***** Records for this exercise

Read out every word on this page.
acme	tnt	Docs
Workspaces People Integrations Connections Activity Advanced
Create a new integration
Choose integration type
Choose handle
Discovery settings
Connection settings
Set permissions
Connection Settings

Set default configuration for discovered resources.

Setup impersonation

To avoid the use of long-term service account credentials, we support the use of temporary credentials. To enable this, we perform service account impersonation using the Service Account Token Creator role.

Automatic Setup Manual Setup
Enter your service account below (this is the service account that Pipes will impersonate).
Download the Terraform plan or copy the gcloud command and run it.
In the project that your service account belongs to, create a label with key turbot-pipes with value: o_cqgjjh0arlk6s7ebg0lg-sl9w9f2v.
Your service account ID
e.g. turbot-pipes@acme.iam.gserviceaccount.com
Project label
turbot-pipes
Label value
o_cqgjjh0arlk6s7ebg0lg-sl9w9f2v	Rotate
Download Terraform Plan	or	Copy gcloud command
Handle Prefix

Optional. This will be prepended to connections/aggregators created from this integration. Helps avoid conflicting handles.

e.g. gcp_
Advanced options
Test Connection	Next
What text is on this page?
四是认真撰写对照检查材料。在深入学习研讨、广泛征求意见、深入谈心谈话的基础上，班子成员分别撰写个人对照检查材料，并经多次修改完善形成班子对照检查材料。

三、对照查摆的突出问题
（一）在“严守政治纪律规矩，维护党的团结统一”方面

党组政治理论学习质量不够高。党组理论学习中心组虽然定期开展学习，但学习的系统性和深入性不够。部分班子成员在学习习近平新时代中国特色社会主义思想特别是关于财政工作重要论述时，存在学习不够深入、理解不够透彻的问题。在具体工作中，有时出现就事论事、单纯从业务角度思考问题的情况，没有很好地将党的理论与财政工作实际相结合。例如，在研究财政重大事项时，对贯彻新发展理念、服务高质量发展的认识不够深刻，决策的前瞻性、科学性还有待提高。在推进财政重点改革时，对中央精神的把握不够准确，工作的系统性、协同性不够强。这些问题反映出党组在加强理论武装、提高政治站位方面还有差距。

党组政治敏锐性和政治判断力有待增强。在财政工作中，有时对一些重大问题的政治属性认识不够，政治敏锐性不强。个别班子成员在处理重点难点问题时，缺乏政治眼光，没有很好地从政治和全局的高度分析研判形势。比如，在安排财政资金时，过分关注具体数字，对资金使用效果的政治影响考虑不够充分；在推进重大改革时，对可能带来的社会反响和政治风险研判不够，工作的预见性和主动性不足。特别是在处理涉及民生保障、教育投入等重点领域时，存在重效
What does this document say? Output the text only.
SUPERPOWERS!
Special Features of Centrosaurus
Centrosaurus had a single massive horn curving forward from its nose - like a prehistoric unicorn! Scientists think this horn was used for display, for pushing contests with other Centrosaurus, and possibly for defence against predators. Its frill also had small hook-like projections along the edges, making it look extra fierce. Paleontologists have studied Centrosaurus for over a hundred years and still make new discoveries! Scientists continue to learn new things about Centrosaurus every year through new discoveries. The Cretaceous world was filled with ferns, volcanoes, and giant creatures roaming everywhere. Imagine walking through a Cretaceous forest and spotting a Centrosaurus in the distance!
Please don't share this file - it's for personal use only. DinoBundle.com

**********

## Aim
The records above should be duplicated in full, exactly as given.

## Written solution
Read out every word on this page.
acme	tnt	Docs
Workspaces People Integrations Connections Activity Advanced
Create a new integration
Choose integration type
Choose handle
Discovery settings
Connection settings
Set permissions
Connection Settings

Set default configuration for discovered resources.

Setup impersonation

To avoid the use of long-term service account credentials, we support the use of temporary credentials. To enable this, we perform service account impersonation using the Service Account Token Creator role.

Automatic Setup Manual Setup
Enter your service account below (this is the service account that Pipes will impersonate).
Download the Terraform plan or copy the gcloud command and run it.
In the project that your service account belongs to, create a label with key turbot-pipes with value: o_cqgjjh0arlk6s7ebg0lg-sl9w9f2v.
Your service account ID
e.g. turbot-pipes@acme.iam.gserviceaccount.com
Project label
turbot-pipes
Label value
o_cqgjjh0arlk6s7ebg0lg-sl9w9f2v	Rotate
Download Terraform Plan	or	Copy gcloud command
Handle Prefix

Optional. This will be prepended to connections/aggregators created from this integration. Helps avoid conflicting handles.

e.g. gcp_
Advanced options
Test Connection	Next
What text is on this page?
四是认真撰写对照检查材料。在深入学习研讨、广泛征求意见、深入谈心谈话的基础上，班子成员分别撰写个人对照检查材料，并经多次修改完善形成班子对照检查材料。

三、对照查摆的突出问题
（一）在“严守政治纪律规矩，维护党的团结统一”方面

党组政治理论学习质量不够高。党组理论学习中心组虽然定期开展学习，但学习的系统性和深入性不够。部分班子成员在学习习近平新时代中国特色社会主义思想特别是关于财政工作重要论述时，存在学习不够深入、理解不够透彻的问题。在具体工作中，有时出现就事论事、单纯从业务角度思考问题的情况，没有很好地将党的理论与财政工作实际相结合。例如，在研究财政重大事项时，对贯彻新发展理念、服务高质量发展的认识不够深刻，决策的前瞻性、科学性还有待提高。在推进财政重点改革时，对中央精神的把握不够准确，工作的系统性、协同性不够强。这些问题反映出党组在加强理论武装、提高政治站位方面还有差距。

党组政治敏锐性和政治判断力有待增强。在财政工作中，有时对一些重大问题的政治属性认识不够，政治敏锐性不强。个别班子成员在处理重点难点问题时，缺乏政治眼光，没有很好地从政治和全局的高度分析研判形势。比如，在安排财政资金时，过分关注具体数字，对资金使用效果的政治影响考虑不够充分；在推进重大改革时，对可能带来的社会反响和政治风险研判不够，工作的预见性和主动性不足。特别是在处理涉及民生保障、教育投入等重点领域时，存在重效
What does this document say? Output the text only.
SUPERPOWERS!
Special Features of Centrosaurus
Centrosaurus had a single massive horn curving forward from its nose - like a prehistoric unicorn! Scientists think this horn was used for display, for pushing contests with other Centrosaurus, and possibly for defence against predators. Its frill also had small hook-like projections along the edges, making it look extra fierce. Paleontologists have studied Centrosaurus for over a hundred years and still make new discoveries! Scientists continue to learn new things about Centrosaurus every year through new discoveries. The Cretaceous world was filled with ferns, volcanoes, and giant creatures roaming everywhere. Imagine walking through a Cretaceous forest and spotting a Centrosaurus in the distance!
Please don't share this file - it's for personal use only. DinoBundle.com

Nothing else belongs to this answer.